# Stated problem:
Keep the images out and copy every entry below exactly.

# Supplied entries:
============
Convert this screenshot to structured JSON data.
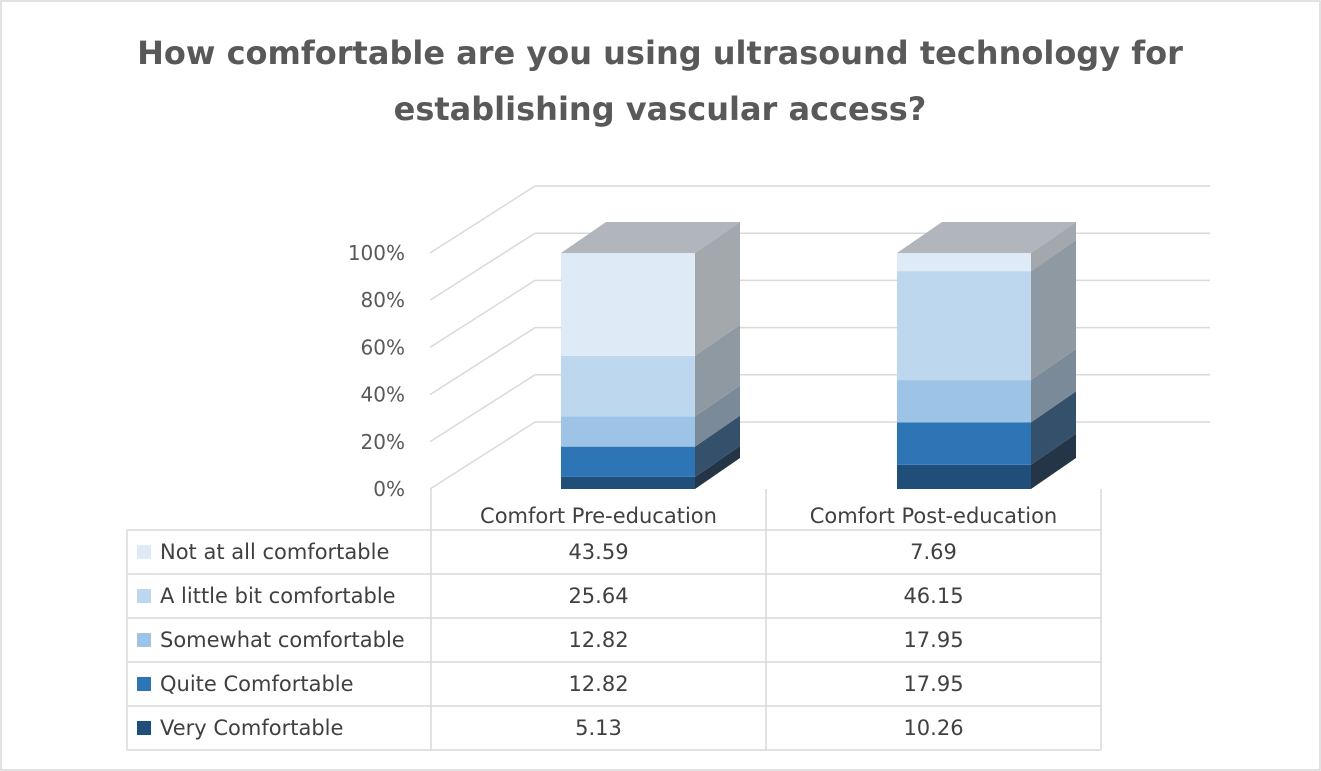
{
  "chart_data": {
    "type": "bar",
    "stacked": true,
    "percent_stacked": true,
    "three_d": true,
    "title": "How comfortable are you using ultrasound technology for establishing vascular access?",
    "categories": [
      "Comfort Pre-education",
      "Comfort Post-education"
    ],
    "series": [
      {
        "name": "Very Comfortable",
        "values": [
          5.13,
          10.26
        ],
        "color": "#1F4E79"
      },
      {
        "name": "Quite Comfortable",
        "values": [
          12.82,
          17.95
        ],
        "color": "#2E75B6"
      },
      {
        "name": "Somewhat comfortable",
        "values": [
          12.82,
          17.95
        ],
        "color": "#9DC3E6"
      },
      {
        "name": "A little bit comfortable",
        "values": [
          25.64,
          46.15
        ],
        "color": "#BDD7EE"
      },
      {
        "name": "Not at all comfortable",
        "values": [
          43.59,
          7.69
        ],
        "color": "#DEEBF7"
      }
    ],
    "table_order": [
      "Not at all comfortable",
      "A little bit comfortable",
      "Somewhat comfortable",
      "Quite Comfortable",
      "Very Comfortable"
    ],
    "y_ticks": [
      "0%",
      "20%",
      "40%",
      "60%",
      "80%",
      "100%"
    ],
    "ylim": [
      0,
      100
    ],
    "grid": true,
    "legend": "data-table"
  }
}
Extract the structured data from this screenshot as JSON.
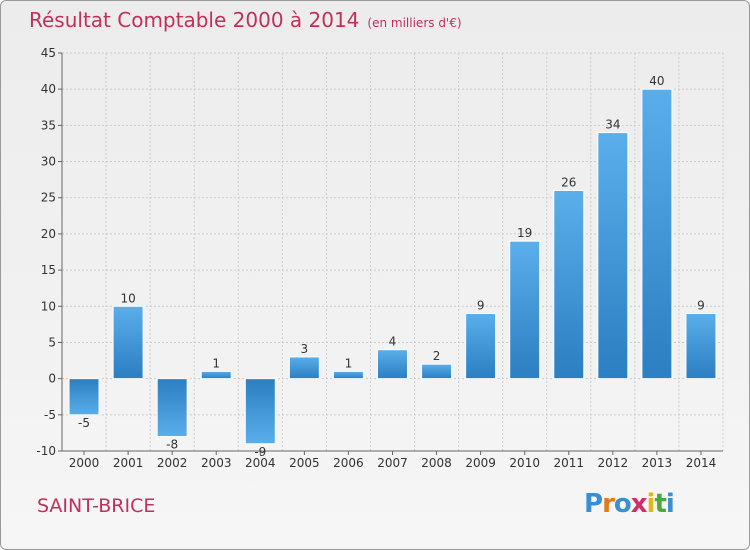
============
# The solution:
Convert this screenshot to structured JSON data.
{
  "chart_data": {
    "type": "bar",
    "stacked": true,
    "percent_stacked": true,
    "three_d": true,
    "title": "How comfortable are you using ultrasound technology for establishing vascular access?",
    "categories": [
      "Comfort Pre-education",
      "Comfort Post-education"
    ],
    "series": [
      {
        "name": "Very Comfortable",
        "values": [
          5.13,
          10.26
        ],
        "color": "#1F4E79"
      },
      {
        "name": "Quite Comfortable",
        "values": [
          12.82,
          17.95
        ],
        "color": "#2E75B6"
      },
      {
        "name": "Somewhat comfortable",
        "values": [
          12.82,
          17.95
        ],
        "color": "#9DC3E6"
      },
      {
        "name": "A little bit comfortable",
        "values": [
          25.64,
          46.15
        ],
        "color": "#BDD7EE"
      },
      {
        "name": "Not at all comfortable",
        "values": [
          43.59,
          7.69
        ],
        "color": "#DEEBF7"
      }
    ],
    "table_order": [
      "Not at all comfortable",
      "A little bit comfortable",
      "Somewhat comfortable",
      "Quite Comfortable",
      "Very Comfortable"
    ],
    "y_ticks": [
      "0%",
      "20%",
      "40%",
      "60%",
      "80%",
      "100%"
    ],
    "ylim": [
      0,
      100
    ],
    "grid": true,
    "legend": "data-table"
  }
}
Extract the structured data from this screenshot as JSON.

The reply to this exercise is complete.